### Task requirements
Gather each line in the entries that includes the string "defineReactive".

### Extracted material
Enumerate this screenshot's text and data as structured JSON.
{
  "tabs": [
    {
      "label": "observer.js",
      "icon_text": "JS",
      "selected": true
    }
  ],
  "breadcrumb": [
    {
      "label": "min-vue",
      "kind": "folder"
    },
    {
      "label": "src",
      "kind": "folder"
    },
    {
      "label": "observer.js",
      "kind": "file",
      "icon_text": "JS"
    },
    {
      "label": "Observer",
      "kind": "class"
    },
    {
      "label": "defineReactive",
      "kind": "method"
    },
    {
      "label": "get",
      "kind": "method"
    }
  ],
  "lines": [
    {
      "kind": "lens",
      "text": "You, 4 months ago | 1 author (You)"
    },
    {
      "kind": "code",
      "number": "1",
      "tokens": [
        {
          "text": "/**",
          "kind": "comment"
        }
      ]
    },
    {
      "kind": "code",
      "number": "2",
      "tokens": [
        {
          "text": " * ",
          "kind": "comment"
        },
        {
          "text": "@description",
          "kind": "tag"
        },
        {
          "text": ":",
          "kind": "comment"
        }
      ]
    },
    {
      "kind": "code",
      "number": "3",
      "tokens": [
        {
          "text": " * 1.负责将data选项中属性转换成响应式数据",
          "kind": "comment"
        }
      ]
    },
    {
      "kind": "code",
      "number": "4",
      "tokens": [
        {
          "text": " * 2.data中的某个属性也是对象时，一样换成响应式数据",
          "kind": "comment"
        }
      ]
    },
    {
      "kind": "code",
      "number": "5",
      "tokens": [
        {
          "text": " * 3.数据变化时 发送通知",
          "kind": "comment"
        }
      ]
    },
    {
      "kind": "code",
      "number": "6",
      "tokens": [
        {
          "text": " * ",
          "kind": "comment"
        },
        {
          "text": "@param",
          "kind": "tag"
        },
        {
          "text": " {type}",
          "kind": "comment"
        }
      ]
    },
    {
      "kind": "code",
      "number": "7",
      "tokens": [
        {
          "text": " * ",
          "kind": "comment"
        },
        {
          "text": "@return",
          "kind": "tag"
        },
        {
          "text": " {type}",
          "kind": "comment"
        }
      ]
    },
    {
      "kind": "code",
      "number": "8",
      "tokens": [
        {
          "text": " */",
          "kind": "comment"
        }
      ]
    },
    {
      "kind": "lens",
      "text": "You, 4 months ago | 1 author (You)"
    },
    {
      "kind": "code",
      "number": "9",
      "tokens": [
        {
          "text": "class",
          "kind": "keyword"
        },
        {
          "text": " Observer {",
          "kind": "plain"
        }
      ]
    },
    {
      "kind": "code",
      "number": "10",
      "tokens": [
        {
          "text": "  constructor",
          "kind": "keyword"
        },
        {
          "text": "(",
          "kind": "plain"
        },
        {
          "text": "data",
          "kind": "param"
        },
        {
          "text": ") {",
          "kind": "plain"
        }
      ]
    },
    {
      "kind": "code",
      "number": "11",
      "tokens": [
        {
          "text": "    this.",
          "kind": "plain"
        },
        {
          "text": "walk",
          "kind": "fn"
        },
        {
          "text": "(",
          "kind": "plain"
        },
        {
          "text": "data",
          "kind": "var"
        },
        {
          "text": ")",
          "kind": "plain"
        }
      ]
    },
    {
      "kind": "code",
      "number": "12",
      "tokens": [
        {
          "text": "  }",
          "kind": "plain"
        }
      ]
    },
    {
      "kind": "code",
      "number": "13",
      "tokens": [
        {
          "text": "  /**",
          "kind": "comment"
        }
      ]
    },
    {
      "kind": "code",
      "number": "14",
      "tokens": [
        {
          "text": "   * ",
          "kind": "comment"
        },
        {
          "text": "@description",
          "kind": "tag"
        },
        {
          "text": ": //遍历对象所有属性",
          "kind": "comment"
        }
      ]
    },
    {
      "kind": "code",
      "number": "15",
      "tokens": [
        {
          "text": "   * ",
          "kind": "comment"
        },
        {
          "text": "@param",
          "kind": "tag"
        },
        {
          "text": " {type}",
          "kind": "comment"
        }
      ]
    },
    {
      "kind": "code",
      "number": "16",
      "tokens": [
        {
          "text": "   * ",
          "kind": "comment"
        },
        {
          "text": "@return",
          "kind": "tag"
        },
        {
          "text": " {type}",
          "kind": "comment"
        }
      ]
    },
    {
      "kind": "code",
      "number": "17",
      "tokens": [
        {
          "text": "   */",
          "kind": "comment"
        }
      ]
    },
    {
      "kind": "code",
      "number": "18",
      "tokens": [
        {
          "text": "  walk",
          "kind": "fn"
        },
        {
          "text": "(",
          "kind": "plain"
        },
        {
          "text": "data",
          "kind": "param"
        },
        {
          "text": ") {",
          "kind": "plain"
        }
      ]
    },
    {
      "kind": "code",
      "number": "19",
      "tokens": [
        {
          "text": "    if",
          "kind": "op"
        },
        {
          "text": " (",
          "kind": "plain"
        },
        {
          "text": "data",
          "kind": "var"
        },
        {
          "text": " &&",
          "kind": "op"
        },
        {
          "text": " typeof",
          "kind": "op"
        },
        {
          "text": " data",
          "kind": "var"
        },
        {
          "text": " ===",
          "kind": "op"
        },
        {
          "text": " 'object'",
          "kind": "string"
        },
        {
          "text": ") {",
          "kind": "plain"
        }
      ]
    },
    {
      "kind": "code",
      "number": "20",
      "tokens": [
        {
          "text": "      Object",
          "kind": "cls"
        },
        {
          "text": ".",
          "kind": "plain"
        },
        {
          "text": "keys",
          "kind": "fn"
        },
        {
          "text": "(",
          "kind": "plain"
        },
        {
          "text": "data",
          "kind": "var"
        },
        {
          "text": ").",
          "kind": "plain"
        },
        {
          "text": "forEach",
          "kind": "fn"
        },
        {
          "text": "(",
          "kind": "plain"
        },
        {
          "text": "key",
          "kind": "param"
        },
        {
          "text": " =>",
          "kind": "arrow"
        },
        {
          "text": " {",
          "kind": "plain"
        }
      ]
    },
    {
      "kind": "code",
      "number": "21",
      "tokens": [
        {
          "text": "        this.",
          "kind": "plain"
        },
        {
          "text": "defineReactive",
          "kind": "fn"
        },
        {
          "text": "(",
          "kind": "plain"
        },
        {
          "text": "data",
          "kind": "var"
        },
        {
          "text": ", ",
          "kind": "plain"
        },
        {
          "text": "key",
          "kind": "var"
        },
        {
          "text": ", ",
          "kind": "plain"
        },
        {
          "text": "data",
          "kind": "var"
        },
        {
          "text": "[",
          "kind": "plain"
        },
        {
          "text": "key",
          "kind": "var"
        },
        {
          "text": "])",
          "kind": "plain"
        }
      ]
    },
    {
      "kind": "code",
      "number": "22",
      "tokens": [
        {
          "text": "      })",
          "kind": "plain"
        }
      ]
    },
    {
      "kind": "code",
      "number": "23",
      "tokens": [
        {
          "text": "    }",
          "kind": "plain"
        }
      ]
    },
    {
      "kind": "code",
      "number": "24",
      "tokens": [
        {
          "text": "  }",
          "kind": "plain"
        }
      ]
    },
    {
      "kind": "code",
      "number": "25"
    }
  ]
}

### Reply to the task
      "label": "defineReactive",
          "text": "defineReactive",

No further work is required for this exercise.